→ Records excerpted from a collection:
++++++++
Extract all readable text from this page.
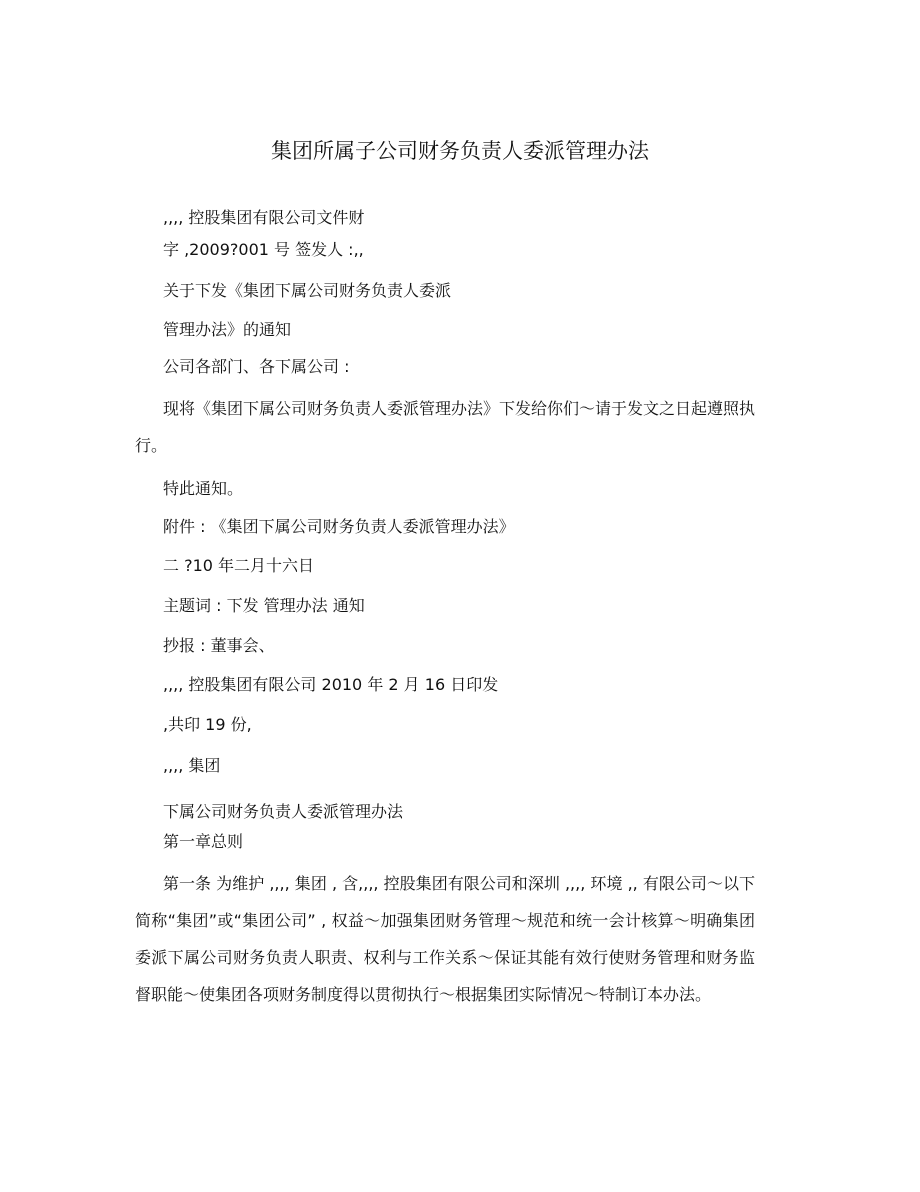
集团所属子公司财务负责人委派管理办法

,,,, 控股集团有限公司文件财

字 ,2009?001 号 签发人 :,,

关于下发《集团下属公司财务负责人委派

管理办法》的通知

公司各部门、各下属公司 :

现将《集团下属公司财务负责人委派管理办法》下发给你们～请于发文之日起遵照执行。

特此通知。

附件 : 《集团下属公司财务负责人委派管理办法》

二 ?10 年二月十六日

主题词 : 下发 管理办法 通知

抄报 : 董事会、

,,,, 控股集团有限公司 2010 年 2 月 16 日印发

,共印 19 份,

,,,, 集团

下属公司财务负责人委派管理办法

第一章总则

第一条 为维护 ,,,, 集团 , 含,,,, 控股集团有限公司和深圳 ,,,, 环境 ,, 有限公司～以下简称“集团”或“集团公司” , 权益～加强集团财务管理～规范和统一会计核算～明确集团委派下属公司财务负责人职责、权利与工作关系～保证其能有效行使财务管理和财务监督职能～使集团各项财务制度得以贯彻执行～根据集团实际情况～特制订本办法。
++++++++
→ WHAT IS NEEDED: The listing above must be printed again exactly, minus its pictures.

→ OUTPUT FOR THIS EXERCISE:
Extract all readable text from this page.
集团所属子公司财务负责人委派管理办法

,,,, 控股集团有限公司文件财

字 ,2009?001 号 签发人 :,,

关于下发《集团下属公司财务负责人委派

管理办法》的通知

公司各部门、各下属公司 :

现将《集团下属公司财务负责人委派管理办法》下发给你们～请于发文之日起遵照执行。

特此通知。

附件 : 《集团下属公司财务负责人委派管理办法》

二 ?10 年二月十六日

主题词 : 下发 管理办法 通知

抄报 : 董事会、

,,,, 控股集团有限公司 2010 年 2 月 16 日印发

,共印 19 份,

,,,, 集团

下属公司财务负责人委派管理办法

第一章总则

第一条 为维护 ,,,, 集团 , 含,,,, 控股集团有限公司和深圳 ,,,, 环境 ,, 有限公司～以下简称“集团”或“集团公司” , 权益～加强集团财务管理～规范和统一会计核算～明确集团委派下属公司财务负责人职责、权利与工作关系～保证其能有效行使财务管理和财务监督职能～使集团各项财务制度得以贯彻执行～根据集团实际情况～特制订本办法。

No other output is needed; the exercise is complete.